SET EXERCISE: Pictures do not belong in the copy; transcribe everything else in the records exactly.

Stored records:
-------

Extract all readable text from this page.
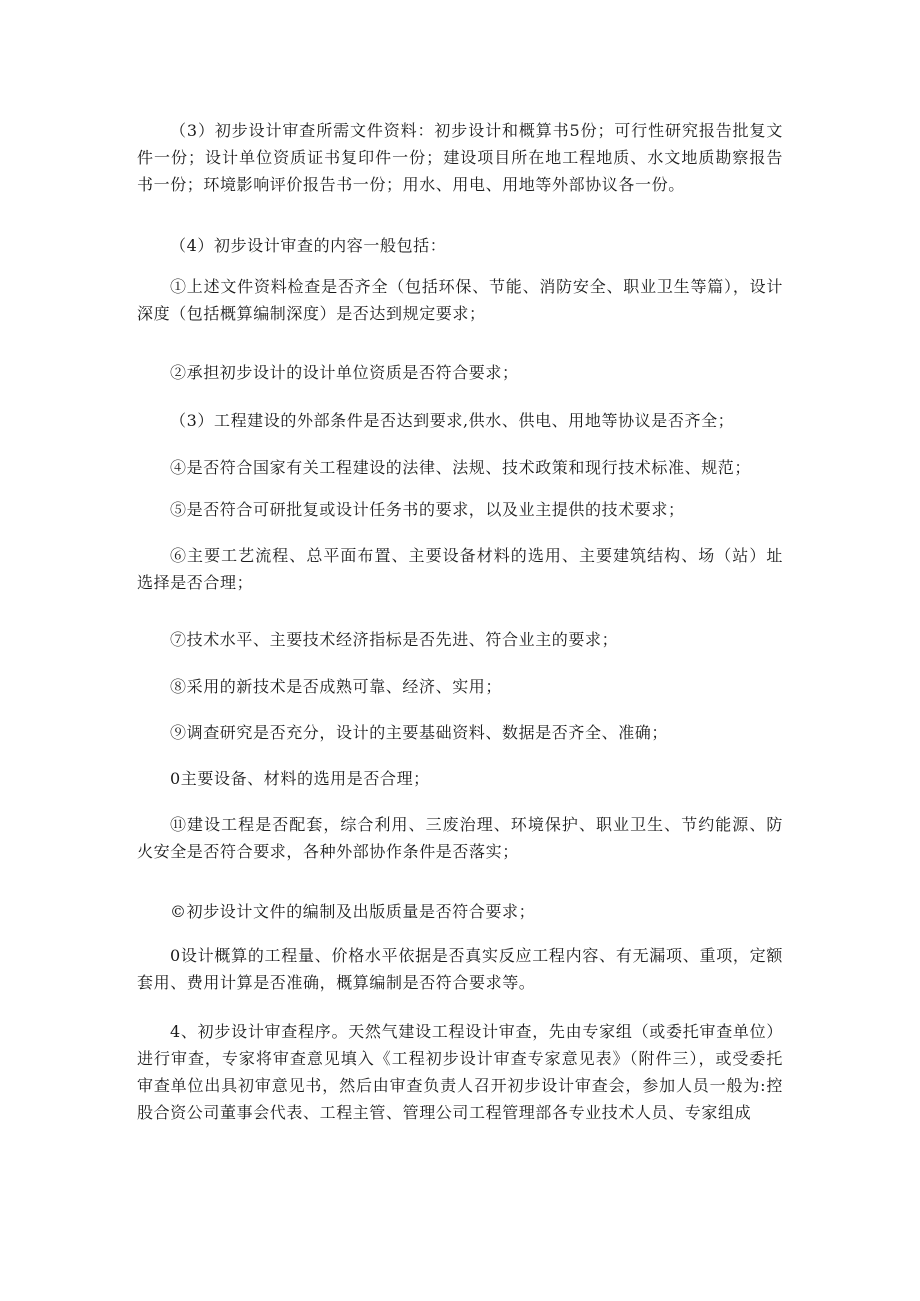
（3）初步设计审查所需文件资料：初步设计和概算书5份；可行性研究报告批复文件一份；设计单位资质证书复印件一份；建设项目所在地工程地质、水文地质勘察报告书一份；环境影响评价报告书一份；用水、用电、用地等外部协议各一份。

（4）初步设计审查的内容一般包括：

①上述文件资料检查是否齐全（包括环保、节能、消防安全、职业卫生等篇），设计深度（包括概算编制深度）是否达到规定要求；

②承担初步设计的设计单位资质是否符合要求；

（3）工程建设的外部条件是否达到要求,供水、供电、用地等协议是否齐全；

④是否符合国家有关工程建设的法律、法规、技术政策和现行技术标准、规范；

⑤是否符合可研批复或设计任务书的要求，以及业主提供的技术要求；

⑥主要工艺流程、总平面布置、主要设备材料的选用、主要建筑结构、场（站）址选择是否合理；

⑦技术水平、主要技术经济指标是否先进、符合业主的要求；

⑧采用的新技术是否成熟可靠、经济、实用；

⑨调查研究是否充分，设计的主要基础资料、数据是否齐全、准确；

0主要设备、材料的选用是否合理；

⑪建设工程是否配套，综合利用、三废治理、环境保护、职业卫生、节约能源、防火安全是否符合要求，各种外部协作条件是否落实；

©初步设计文件的编制及出版质量是否符合要求；

0设计概算的工程量、价格水平依据是否真实反应工程内容、有无漏项、重项，定额套用、费用计算是否准确，概算编制是否符合要求等。

4、初步设计审查程序。天然气建设工程设计审查，先由专家组（或委托审查单位）进行审查，专家将审查意见填入《工程初步设计审查专家意见表》（附件三），或受委托审查单位出具初审意见书，然后由审查负责人召开初步设计审查会，参加人员一般为:控股合资公司董事会代表、工程主管、管理公司工程管理部各专业技术人员、专家组成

-------

REPLY:
Extract all readable text from this page.
（3）初步设计审查所需文件资料：初步设计和概算书5份；可行性研究报告批复文件一份；设计单位资质证书复印件一份；建设项目所在地工程地质、水文地质勘察报告书一份；环境影响评价报告书一份；用水、用电、用地等外部协议各一份。

（4）初步设计审查的内容一般包括：

①上述文件资料检查是否齐全（包括环保、节能、消防安全、职业卫生等篇），设计深度（包括概算编制深度）是否达到规定要求；

②承担初步设计的设计单位资质是否符合要求；

（3）工程建设的外部条件是否达到要求,供水、供电、用地等协议是否齐全；

④是否符合国家有关工程建设的法律、法规、技术政策和现行技术标准、规范；

⑤是否符合可研批复或设计任务书的要求，以及业主提供的技术要求；

⑥主要工艺流程、总平面布置、主要设备材料的选用、主要建筑结构、场（站）址选择是否合理；

⑦技术水平、主要技术经济指标是否先进、符合业主的要求；

⑧采用的新技术是否成熟可靠、经济、实用；

⑨调查研究是否充分，设计的主要基础资料、数据是否齐全、准确；

0主要设备、材料的选用是否合理；

⑪建设工程是否配套，综合利用、三废治理、环境保护、职业卫生、节约能源、防火安全是否符合要求，各种外部协作条件是否落实；

©初步设计文件的编制及出版质量是否符合要求；

0设计概算的工程量、价格水平依据是否真实反应工程内容、有无漏项、重项，定额套用、费用计算是否准确，概算编制是否符合要求等。

4、初步设计审查程序。天然气建设工程设计审查，先由专家组（或委托审查单位）进行审查，专家将审查意见填入《工程初步设计审查专家意见表》（附件三），或受委托审查单位出具初审意见书，然后由审查负责人召开初步设计审查会，参加人员一般为:控股合资公司董事会代表、工程主管、管理公司工程管理部各专业技术人员、专家组成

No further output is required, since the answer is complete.